Find the lines below that contain the string "werden". Copy each one.
++++++++++++++++++++
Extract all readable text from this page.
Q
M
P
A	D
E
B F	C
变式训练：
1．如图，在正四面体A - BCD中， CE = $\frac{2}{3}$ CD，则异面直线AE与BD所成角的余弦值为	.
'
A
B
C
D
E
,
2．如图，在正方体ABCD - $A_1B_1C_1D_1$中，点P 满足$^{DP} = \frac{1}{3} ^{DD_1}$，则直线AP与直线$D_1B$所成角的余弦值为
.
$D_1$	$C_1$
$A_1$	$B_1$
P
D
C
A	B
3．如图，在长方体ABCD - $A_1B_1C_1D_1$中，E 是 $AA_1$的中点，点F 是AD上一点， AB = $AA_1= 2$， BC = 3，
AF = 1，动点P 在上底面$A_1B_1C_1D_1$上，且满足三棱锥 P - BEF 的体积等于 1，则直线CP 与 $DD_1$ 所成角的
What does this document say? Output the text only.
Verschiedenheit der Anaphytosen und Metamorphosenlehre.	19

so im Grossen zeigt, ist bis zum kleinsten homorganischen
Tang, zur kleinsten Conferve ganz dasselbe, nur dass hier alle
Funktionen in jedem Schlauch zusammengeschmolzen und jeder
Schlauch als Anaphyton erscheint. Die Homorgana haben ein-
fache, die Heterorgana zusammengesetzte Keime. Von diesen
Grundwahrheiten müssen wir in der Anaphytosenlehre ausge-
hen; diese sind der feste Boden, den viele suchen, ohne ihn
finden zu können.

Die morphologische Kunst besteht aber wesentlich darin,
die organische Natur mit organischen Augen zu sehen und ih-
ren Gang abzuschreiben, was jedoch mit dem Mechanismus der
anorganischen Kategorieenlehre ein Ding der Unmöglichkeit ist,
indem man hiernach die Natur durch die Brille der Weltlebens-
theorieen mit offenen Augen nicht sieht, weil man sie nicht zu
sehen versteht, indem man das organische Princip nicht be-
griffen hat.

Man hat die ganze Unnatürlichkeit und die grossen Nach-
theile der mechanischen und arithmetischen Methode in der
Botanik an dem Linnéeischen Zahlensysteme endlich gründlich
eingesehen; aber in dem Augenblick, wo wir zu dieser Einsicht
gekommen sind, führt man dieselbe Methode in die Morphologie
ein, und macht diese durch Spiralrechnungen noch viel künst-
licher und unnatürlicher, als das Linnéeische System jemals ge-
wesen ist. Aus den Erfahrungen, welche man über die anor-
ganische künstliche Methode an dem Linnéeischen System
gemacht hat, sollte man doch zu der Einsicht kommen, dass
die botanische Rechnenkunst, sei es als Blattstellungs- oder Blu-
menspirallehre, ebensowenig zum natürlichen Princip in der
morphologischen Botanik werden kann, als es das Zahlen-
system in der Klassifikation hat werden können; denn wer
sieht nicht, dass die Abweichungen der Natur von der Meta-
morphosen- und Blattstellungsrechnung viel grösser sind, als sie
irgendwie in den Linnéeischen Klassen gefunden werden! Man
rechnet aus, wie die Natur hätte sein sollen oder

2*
++++++++++++++++++++
RESULT >>
morphologischen Botanik werden kann, als es das Zahlen-
system in der Klassifikation hat werden können; denn wer
irgendwie in den Linnéeischen Klassen gefunden werden! Man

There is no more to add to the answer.